> [WORK TASK A]:
Name every example notebook that the GSE preprocessing text offers, each with the kind of data it handles.
> [WORK TASK B]:
Write what comes next in the GSE preprocessing text, picking up after its final line.

------ PAGE TEXT ------

Notebooks for Preprocessing GSE Data

We provide a series of notebooks to help you preprocess your data. These notebooks are designed to be easy to use on public GSE datasets. The notebooks are designed to locate in raw_data folder. You can choose to run the notebooks according to the types of data you have:

Batched data with 10X format: batch_10X Example Notebook

Batched data with csv.gz format: batch_csv Example Notebook

if txt.gz format, change delimiter to \t

Single data with 10X format: single_10X Example Notebook

Single data with txt.gz format: single_txt Example Notebook

if csv.gz format, change delimiter to ,

Note some older 10X data using genes.tsv instead of features.tsv, you should add Gene Expression to the column names to make it compatible with the latest version of sc.read_10x_mtx().

for sample in sample_list:
os.mkdir(os.path.join(dir_path, sample))
for sample_file in file_list:
    if sample in sample_file:
        os.system(f'mv {os.path.join(dir_path, sample_file)} {os.path.join(dir_path, sample)}')

------ RECORDED DATA ------

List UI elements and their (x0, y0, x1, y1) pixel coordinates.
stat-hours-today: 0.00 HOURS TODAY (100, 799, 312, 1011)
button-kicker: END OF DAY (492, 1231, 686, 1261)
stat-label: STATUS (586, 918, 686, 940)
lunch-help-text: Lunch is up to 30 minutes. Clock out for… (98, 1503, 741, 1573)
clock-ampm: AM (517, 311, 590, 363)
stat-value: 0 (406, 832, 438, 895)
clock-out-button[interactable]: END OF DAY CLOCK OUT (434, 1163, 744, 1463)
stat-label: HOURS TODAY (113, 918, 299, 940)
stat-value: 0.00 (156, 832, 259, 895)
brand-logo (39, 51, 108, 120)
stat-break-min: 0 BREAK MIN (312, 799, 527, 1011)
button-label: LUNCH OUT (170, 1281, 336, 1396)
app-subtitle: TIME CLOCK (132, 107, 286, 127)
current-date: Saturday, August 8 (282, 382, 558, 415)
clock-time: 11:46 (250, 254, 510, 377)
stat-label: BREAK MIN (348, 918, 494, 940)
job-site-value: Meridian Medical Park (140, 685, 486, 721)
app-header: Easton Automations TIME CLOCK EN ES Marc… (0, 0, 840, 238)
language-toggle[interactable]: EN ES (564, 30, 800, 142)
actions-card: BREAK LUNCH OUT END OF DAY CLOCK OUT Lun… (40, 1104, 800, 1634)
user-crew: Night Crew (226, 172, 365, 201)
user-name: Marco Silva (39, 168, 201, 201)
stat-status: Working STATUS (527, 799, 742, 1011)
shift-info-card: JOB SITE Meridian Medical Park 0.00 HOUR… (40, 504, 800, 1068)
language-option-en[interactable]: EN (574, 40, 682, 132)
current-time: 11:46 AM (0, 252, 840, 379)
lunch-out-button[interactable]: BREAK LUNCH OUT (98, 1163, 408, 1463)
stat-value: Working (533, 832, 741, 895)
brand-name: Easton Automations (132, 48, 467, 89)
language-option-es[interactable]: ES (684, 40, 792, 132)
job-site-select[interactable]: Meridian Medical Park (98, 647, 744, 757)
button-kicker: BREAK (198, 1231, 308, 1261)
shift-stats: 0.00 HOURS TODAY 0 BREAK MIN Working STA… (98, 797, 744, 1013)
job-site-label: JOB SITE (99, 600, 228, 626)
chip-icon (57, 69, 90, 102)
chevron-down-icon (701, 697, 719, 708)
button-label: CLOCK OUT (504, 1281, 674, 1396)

------

> [OUTPUT A]:
batch_10X (batched data with 10X format), batch_csv (batched data with csv.gz format), single_10X (single data with 10X format), single_txt (single data with txt.gz format)

> [OUTPUT B]:
        if 'barcodes' in sample_file:
            os.system(f'mv {os.path.join(dir_path, sample, sample_file)} {os.path.join(dir_path, sample, "barcodes.tsv.gz")}')
        elif 'genes' in sample_file:
            os.system(f'gunzip {os.path.join(dir_path, sample, sample_file)}')
            os.system(f"sed -i 's/$/\tGene Expression/' {os.path.join(dir_path, sample, sample_file.split('.gz')[0])}")
            os.system(f"gzip {os.path.join(dir_path, sample, sample_file.split('.gz')[0])}")
            os.system(f'mv {os.path.join(dir_path, sample, sample_file)} {os.path.join(dir_path, sample, "features.tsv.gz")}')
        elif 'matrix' in sample_file:
            os.system(f'mv {os.path.join(dir_path, sample, sample_file)} {os.path.join(dir_path, sample, "matrix.mtx.gz")}')